**DATA EXTRACT:**

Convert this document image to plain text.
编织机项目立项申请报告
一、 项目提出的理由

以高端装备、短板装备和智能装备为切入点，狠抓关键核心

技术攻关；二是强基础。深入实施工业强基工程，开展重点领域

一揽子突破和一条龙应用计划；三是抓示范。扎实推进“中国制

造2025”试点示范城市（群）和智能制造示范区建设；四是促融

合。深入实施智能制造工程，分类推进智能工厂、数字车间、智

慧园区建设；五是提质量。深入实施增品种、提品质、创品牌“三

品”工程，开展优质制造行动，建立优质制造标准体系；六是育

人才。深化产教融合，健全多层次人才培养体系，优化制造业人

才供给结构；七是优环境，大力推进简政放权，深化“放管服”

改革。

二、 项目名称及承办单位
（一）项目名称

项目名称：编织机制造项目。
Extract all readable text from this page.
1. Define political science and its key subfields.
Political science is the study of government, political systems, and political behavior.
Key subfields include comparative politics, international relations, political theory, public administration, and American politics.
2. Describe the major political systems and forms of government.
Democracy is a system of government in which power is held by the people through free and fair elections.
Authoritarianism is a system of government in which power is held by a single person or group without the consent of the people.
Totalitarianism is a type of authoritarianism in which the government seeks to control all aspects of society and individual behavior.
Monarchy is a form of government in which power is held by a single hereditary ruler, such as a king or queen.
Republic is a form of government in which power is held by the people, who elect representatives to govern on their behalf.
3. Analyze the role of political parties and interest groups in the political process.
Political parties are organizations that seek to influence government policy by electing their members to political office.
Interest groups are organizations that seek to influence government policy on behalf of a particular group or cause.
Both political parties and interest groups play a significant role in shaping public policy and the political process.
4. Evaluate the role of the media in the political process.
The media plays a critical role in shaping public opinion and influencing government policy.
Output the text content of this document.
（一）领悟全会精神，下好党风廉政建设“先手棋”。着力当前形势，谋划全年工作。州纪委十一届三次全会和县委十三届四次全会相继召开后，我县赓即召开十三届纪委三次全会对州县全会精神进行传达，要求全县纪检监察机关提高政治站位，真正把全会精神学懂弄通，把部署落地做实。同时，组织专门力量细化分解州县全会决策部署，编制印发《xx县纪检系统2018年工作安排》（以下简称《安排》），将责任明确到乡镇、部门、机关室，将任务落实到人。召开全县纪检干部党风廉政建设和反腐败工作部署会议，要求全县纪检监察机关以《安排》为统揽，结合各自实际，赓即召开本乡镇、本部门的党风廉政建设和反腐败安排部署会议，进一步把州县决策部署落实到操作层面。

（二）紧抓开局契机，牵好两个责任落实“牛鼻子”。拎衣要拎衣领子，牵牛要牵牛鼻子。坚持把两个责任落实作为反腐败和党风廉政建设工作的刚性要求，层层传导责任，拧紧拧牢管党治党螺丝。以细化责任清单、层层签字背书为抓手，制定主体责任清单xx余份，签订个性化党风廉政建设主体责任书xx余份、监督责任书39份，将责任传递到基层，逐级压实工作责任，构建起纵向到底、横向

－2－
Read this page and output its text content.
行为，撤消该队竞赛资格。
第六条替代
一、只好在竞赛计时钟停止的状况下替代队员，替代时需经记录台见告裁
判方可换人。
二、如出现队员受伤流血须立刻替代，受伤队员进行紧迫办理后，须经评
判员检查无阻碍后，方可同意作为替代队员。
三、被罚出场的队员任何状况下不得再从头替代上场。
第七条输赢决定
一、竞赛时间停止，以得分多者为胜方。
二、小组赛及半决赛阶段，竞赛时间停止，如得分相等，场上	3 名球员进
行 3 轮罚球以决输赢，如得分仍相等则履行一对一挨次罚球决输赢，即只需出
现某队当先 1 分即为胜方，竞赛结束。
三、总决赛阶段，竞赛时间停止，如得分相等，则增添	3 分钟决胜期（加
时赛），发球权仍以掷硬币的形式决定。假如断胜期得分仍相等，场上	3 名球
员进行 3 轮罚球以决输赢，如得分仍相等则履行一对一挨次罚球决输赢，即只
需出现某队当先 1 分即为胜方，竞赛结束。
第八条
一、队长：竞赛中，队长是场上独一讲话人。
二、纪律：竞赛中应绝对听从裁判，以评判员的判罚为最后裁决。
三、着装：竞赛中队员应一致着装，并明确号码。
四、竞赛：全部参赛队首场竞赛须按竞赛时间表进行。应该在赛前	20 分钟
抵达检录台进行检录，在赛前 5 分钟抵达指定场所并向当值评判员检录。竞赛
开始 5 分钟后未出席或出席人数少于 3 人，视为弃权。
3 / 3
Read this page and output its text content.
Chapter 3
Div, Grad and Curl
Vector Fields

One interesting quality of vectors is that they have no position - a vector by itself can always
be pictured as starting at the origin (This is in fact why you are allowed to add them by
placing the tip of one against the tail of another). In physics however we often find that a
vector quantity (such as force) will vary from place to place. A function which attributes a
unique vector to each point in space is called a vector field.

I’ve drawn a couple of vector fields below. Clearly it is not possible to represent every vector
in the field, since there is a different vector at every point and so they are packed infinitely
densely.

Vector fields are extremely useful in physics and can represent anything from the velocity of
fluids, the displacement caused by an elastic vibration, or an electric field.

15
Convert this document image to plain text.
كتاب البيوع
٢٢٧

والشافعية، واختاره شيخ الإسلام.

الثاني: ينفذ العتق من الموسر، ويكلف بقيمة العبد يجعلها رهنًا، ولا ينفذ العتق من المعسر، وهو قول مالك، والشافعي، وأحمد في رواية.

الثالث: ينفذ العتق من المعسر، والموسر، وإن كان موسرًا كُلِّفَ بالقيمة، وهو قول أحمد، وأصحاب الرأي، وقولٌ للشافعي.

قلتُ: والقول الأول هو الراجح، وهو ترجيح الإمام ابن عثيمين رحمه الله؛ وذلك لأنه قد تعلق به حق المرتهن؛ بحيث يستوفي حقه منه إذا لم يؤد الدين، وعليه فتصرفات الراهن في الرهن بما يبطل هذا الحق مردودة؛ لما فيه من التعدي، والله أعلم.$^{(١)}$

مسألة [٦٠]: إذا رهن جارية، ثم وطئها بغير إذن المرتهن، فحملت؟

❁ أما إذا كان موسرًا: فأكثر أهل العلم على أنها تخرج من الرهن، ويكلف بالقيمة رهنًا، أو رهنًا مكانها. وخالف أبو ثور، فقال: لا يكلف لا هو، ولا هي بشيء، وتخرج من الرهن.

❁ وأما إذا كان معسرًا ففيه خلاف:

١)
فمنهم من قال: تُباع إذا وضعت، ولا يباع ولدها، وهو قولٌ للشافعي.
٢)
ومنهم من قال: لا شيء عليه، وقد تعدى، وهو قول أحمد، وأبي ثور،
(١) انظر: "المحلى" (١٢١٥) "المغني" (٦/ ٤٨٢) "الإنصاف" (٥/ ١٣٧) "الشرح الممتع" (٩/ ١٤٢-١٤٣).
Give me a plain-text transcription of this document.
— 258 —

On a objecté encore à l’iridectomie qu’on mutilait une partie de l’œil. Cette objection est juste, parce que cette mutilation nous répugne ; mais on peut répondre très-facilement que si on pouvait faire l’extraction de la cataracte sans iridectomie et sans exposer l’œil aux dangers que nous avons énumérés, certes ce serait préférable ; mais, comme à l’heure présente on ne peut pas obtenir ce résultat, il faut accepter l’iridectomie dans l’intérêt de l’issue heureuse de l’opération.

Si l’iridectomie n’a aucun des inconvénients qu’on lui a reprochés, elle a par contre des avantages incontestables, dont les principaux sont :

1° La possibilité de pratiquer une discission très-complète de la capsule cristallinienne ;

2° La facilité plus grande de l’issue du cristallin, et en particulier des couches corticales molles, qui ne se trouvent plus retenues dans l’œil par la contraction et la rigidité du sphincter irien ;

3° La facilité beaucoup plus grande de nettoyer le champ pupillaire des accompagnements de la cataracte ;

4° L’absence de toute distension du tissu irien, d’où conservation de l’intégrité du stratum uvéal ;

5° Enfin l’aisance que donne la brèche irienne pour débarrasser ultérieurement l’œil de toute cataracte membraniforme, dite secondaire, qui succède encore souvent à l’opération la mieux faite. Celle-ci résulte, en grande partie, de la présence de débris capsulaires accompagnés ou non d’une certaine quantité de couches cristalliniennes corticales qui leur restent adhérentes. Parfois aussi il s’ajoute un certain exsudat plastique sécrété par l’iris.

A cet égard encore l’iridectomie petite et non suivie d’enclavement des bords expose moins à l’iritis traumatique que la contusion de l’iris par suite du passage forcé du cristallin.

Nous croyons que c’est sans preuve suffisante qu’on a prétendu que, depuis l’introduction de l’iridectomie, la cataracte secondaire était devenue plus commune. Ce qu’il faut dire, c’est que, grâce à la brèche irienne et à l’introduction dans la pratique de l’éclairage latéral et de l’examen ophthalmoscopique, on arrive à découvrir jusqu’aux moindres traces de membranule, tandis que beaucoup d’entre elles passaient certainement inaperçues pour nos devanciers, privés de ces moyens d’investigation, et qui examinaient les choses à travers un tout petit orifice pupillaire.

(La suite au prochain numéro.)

**DO THIS:**
Identify and extract each line of the listing that contains "sans".

**OUTPUT OF THE TASK:**
On a objecté encore à l’iridectomie qu’on mutilait une partie de l’œil. Cette objection est juste, parce que cette mutilation nous répugne ; mais on peut répondre très-facilement que si on pouvait faire l’extraction de la cataracte sans iridectomie et sans exposer l’œil aux dangers que nous avons énumérés, certes ce serait préférable ; mais, comme à l’heure présente on ne peut pas obtenir ce résultat, il faut accepter l’iridectomie dans l’intérêt de l’issue heureuse de l’opération.
Nous croyons que c’est sans preuve suffisante qu’on a prétendu que, depuis l’introduction de l’iridectomie, la cataracte secondaire était devenue plus commune. Ce qu’il faut dire, c’est que, grâce à la brèche irienne et à l’introduction dans la pratique de l’éclairage latéral et de l’examen ophthalmoscopique, on arrive à découvrir jusqu’aux moindres traces de membranule, tandis que beaucoup d’entre elles passaient certainement inaperçues pour nos devanciers, privés de ces moyens d’investigation, et qui examinaient les choses à travers un tout petit orifice pupillaire.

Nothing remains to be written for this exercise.